▶ [Listed records]
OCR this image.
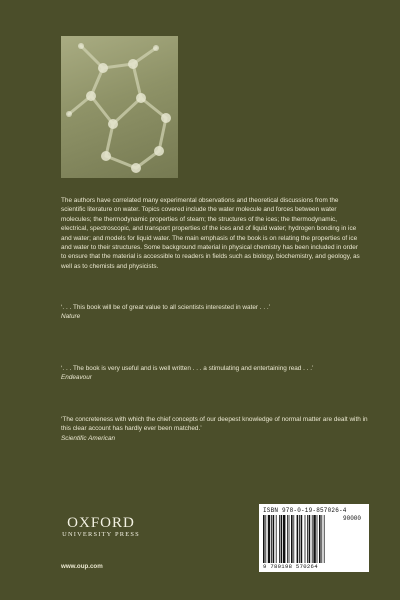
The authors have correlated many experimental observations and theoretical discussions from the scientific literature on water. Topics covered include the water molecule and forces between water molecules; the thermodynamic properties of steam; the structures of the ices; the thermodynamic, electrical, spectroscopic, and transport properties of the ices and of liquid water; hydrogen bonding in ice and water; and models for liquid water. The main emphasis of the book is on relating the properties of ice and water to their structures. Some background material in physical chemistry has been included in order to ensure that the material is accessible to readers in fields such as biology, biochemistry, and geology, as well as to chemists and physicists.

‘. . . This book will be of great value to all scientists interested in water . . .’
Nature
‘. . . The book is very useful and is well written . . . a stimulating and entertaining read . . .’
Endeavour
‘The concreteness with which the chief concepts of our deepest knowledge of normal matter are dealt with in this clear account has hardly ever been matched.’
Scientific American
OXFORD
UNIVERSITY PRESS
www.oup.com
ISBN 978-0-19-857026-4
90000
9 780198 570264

▶ [The exercise] The entries above should be reproduced exactly, without their pictures.

▶ [Written response]
OCR this image.
The authors have correlated many experimental observations and theoretical discussions from the scientific literature on water. Topics covered include the water molecule and forces between water molecules; the thermodynamic properties of steam; the structures of the ices; the thermodynamic, electrical, spectroscopic, and transport properties of the ices and of liquid water; hydrogen bonding in ice and water; and models for liquid water. The main emphasis of the book is on relating the properties of ice and water to their structures. Some background material in physical chemistry has been included in order to ensure that the material is accessible to readers in fields such as biology, biochemistry, and geology, as well as to chemists and physicists.

‘. . . This book will be of great value to all scientists interested in water . . .’
Nature
‘. . . The book is very useful and is well written . . . a stimulating and entertaining read . . .’
Endeavour
‘The concreteness with which the chief concepts of our deepest knowledge of normal matter are dealt with in this clear account has hardly ever been matched.’
Scientific American
OXFORD
UNIVERSITY PRESS
www.oup.com
ISBN 978-0-19-857026-4
90000
9 780198 570264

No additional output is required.